§ Information given:

--- Start ---

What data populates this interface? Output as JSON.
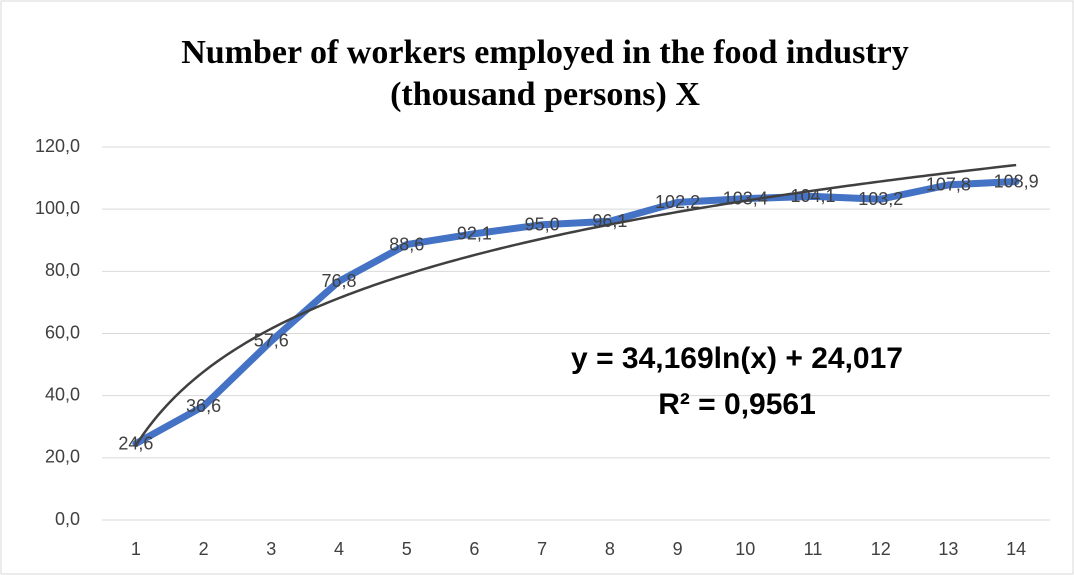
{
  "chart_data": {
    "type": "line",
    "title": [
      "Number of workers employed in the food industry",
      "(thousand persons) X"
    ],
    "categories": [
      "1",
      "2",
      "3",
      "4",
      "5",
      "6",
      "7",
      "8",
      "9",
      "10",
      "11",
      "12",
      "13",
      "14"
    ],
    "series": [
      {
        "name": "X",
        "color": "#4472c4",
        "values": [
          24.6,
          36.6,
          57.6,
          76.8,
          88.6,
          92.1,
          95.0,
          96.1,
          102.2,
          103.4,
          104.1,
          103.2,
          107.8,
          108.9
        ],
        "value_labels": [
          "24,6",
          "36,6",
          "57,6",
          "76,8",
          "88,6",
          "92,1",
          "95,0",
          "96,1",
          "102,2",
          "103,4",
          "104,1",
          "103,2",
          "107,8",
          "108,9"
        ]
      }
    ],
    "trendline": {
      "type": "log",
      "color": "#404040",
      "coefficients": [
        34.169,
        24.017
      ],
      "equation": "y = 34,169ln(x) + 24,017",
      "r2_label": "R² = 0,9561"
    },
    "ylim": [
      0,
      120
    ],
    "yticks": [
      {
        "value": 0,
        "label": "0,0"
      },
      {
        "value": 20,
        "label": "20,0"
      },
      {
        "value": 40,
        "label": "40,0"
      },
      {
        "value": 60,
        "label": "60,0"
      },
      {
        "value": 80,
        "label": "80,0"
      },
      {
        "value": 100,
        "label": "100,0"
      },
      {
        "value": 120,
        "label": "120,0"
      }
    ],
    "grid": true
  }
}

--- End ---

§ Task to carry out:
Can you repeat every record above exactly, apart from the pictures?

§ Result of this exercise:
What data populates this interface? Output as JSON.
{
  "chart_data": {
    "type": "line",
    "title": [
      "Number of workers employed in the food industry",
      "(thousand persons) X"
    ],
    "categories": [
      "1",
      "2",
      "3",
      "4",
      "5",
      "6",
      "7",
      "8",
      "9",
      "10",
      "11",
      "12",
      "13",
      "14"
    ],
    "series": [
      {
        "name": "X",
        "color": "#4472c4",
        "values": [
          24.6,
          36.6,
          57.6,
          76.8,
          88.6,
          92.1,
          95.0,
          96.1,
          102.2,
          103.4,
          104.1,
          103.2,
          107.8,
          108.9
        ],
        "value_labels": [
          "24,6",
          "36,6",
          "57,6",
          "76,8",
          "88,6",
          "92,1",
          "95,0",
          "96,1",
          "102,2",
          "103,4",
          "104,1",
          "103,2",
          "107,8",
          "108,9"
        ]
      }
    ],
    "trendline": {
      "type": "log",
      "color": "#404040",
      "coefficients": [
        34.169,
        24.017
      ],
      "equation": "y = 34,169ln(x) + 24,017",
      "r2_label": "R² = 0,9561"
    },
    "ylim": [
      0,
      120
    ],
    "yticks": [
      {
        "value": 0,
        "label": "0,0"
      },
      {
        "value": 20,
        "label": "20,0"
      },
      {
        "value": 40,
        "label": "40,0"
      },
      {
        "value": 60,
        "label": "60,0"
      },
      {
        "value": 80,
        "label": "80,0"
      },
      {
        "value": 100,
        "label": "100,0"
      },
      {
        "value": 120,
        "label": "120,0"
      }
    ],
    "grid": true
  }
}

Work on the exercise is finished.